Instructions to follow.
Give every line from the entries that contains "length".

Record set.
--------------------------------
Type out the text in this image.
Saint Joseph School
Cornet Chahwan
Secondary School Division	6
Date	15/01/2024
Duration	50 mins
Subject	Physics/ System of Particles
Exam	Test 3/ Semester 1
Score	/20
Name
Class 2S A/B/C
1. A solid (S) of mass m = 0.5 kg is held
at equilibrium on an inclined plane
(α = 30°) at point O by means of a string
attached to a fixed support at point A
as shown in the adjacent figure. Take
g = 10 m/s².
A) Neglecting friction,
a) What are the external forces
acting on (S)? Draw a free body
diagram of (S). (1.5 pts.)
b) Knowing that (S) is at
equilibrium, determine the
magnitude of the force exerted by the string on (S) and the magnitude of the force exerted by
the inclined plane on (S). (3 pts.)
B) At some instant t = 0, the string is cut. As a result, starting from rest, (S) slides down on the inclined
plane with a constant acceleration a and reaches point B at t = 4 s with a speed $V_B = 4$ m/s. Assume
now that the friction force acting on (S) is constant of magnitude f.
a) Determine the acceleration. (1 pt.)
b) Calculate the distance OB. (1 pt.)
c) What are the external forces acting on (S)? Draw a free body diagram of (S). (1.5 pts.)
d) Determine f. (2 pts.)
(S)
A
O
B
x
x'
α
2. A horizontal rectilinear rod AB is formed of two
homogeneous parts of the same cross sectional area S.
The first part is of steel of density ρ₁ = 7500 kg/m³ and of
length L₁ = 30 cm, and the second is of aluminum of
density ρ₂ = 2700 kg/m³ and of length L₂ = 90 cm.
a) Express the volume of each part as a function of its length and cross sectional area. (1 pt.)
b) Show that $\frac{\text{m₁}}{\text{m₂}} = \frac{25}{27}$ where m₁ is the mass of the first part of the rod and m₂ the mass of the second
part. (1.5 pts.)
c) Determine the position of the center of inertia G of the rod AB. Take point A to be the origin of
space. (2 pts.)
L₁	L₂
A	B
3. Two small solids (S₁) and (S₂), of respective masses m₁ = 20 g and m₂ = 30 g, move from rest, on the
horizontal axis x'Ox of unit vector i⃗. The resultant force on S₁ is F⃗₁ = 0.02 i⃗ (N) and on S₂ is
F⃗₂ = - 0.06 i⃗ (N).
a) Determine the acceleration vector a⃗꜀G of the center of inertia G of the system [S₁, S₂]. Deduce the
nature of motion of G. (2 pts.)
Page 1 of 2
--------------------------------
Output of the task.
length L₁ = 30 cm, and the second is of aluminum of
density ρ₂ = 2700 kg/m³ and of length L₂ = 90 cm.
a) Express the volume of each part as a function of its length and cross sectional area. (1 pt.)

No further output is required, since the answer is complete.